## PROMPT
With the pictures omitted, write out the entries that follow exactly as they stand.

## EXERCISE INPUTS
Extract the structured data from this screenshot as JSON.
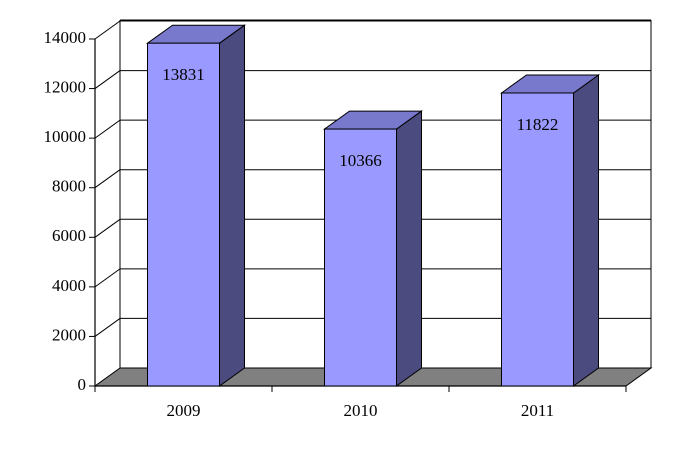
{
  "chart_data": {
    "type": "bar3d",
    "categories": [
      "2009",
      "2010",
      "2011"
    ],
    "values": [
      13831,
      10366,
      11822
    ],
    "color": "#9999ff",
    "ylim": [
      0,
      14000
    ],
    "yticks": [
      0,
      2000,
      4000,
      6000,
      8000,
      10000,
      12000,
      14000
    ],
    "grid": true
  }
}
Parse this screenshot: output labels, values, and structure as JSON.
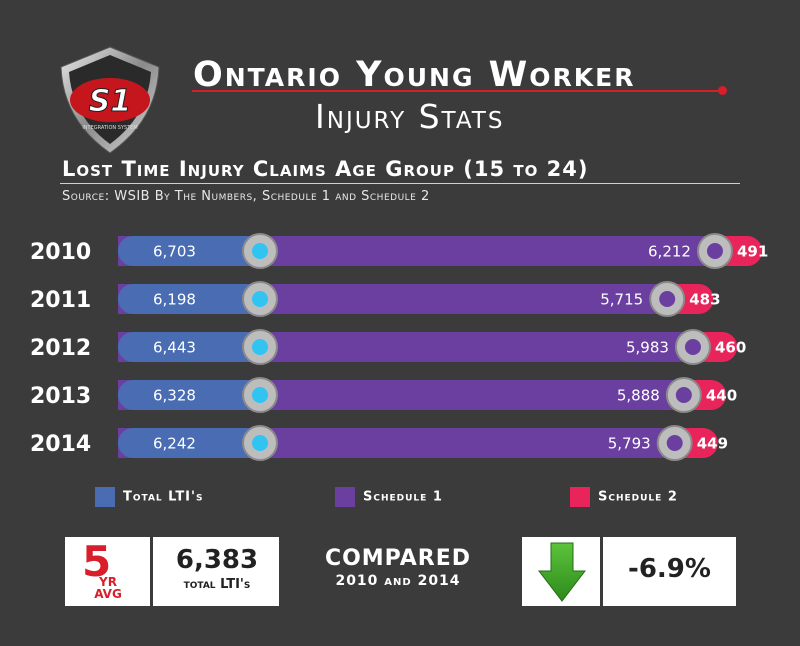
{
  "logo": {
    "mark": "S1",
    "subtext": "INTEGRATION SYSTEM"
  },
  "header": {
    "title_line1": "Ontario Young Worker",
    "title_line2": "Injury Stats",
    "subtitle": "Lost Time Injury Claims Age Group (15 to 24)",
    "source": "Source: WSIB  By The Numbers, Schedule 1 and Schedule 2"
  },
  "colors": {
    "total": "#4a6cb3",
    "schedule1": "#6b3fa0",
    "schedule2": "#e8245a",
    "accent_red": "#d81e2a",
    "arrow": "#3da827"
  },
  "chart_data": {
    "type": "bar",
    "categories": [
      "2010",
      "2011",
      "2012",
      "2013",
      "2014"
    ],
    "series": [
      {
        "name": "Total LTI's",
        "values": [
          6703,
          6198,
          6443,
          6328,
          6242
        ],
        "labels": [
          "6,703",
          "6,198",
          "6,443",
          "6,328",
          "6,242"
        ]
      },
      {
        "name": "Schedule 1",
        "values": [
          6212,
          5715,
          5983,
          5888,
          5793
        ],
        "labels": [
          "6,212",
          "5,715",
          "5,983",
          "5,888",
          "5,793"
        ]
      },
      {
        "name": "Schedule 2",
        "values": [
          491,
          483,
          460,
          440,
          449
        ],
        "labels": [
          "491",
          "483",
          "460",
          "440",
          "449"
        ]
      }
    ],
    "stacking": "Total = Schedule 1 + Schedule 2"
  },
  "legend": {
    "total": "Total LTI's",
    "schedule1": "Schedule 1",
    "schedule2": "Schedule 2"
  },
  "summary": {
    "avg_number": "5",
    "avg_caption_line1": "YR",
    "avg_caption_line2": "AVG",
    "avg_value": "6,383",
    "avg_label": "total LTI's",
    "compared_line1": "COMPARED",
    "compared_line2": "2010 and 2014",
    "change_value": "-6.9%",
    "change_icon": "down-arrow-icon"
  }
}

## THE RESULT
Extract the structured data from this screenshot as JSON.
{
  "chart_data": {
    "type": "bar3d",
    "categories": [
      "2009",
      "2010",
      "2011"
    ],
    "values": [
      13831,
      10366,
      11822
    ],
    "color": "#9999ff",
    "ylim": [
      0,
      14000
    ],
    "yticks": [
      0,
      2000,
      4000,
      6000,
      8000,
      10000,
      12000,
      14000
    ],
    "grid": true
  }
}
Parse this screenshot: output labels, values, and structure as JSON.
{
  "logo": {
    "mark": "S1",
    "subtext": "INTEGRATION SYSTEM"
  },
  "header": {
    "title_line1": "Ontario Young Worker",
    "title_line2": "Injury Stats",
    "subtitle": "Lost Time Injury Claims Age Group (15 to 24)",
    "source": "Source: WSIB  By The Numbers, Schedule 1 and Schedule 2"
  },
  "colors": {
    "total": "#4a6cb3",
    "schedule1": "#6b3fa0",
    "schedule2": "#e8245a",
    "accent_red": "#d81e2a",
    "arrow": "#3da827"
  },
  "chart_data": {
    "type": "bar",
    "categories": [
      "2010",
      "2011",
      "2012",
      "2013",
      "2014"
    ],
    "series": [
      {
        "name": "Total LTI's",
        "values": [
          6703,
          6198,
          6443,
          6328,
          6242
        ],
        "labels": [
          "6,703",
          "6,198",
          "6,443",
          "6,328",
          "6,242"
        ]
      },
      {
        "name": "Schedule 1",
        "values": [
          6212,
          5715,
          5983,
          5888,
          5793
        ],
        "labels": [
          "6,212",
          "5,715",
          "5,983",
          "5,888",
          "5,793"
        ]
      },
      {
        "name": "Schedule 2",
        "values": [
          491,
          483,
          460,
          440,
          449
        ],
        "labels": [
          "491",
          "483",
          "460",
          "440",
          "449"
        ]
      }
    ],
    "stacking": "Total = Schedule 1 + Schedule 2"
  },
  "legend": {
    "total": "Total LTI's",
    "schedule1": "Schedule 1",
    "schedule2": "Schedule 2"
  },
  "summary": {
    "avg_number": "5",
    "avg_caption_line1": "YR",
    "avg_caption_line2": "AVG",
    "avg_value": "6,383",
    "avg_label": "total LTI's",
    "compared_line1": "COMPARED",
    "compared_line2": "2010 and 2014",
    "change_value": "-6.9%",
    "change_icon": "down-arrow-icon"
  }
}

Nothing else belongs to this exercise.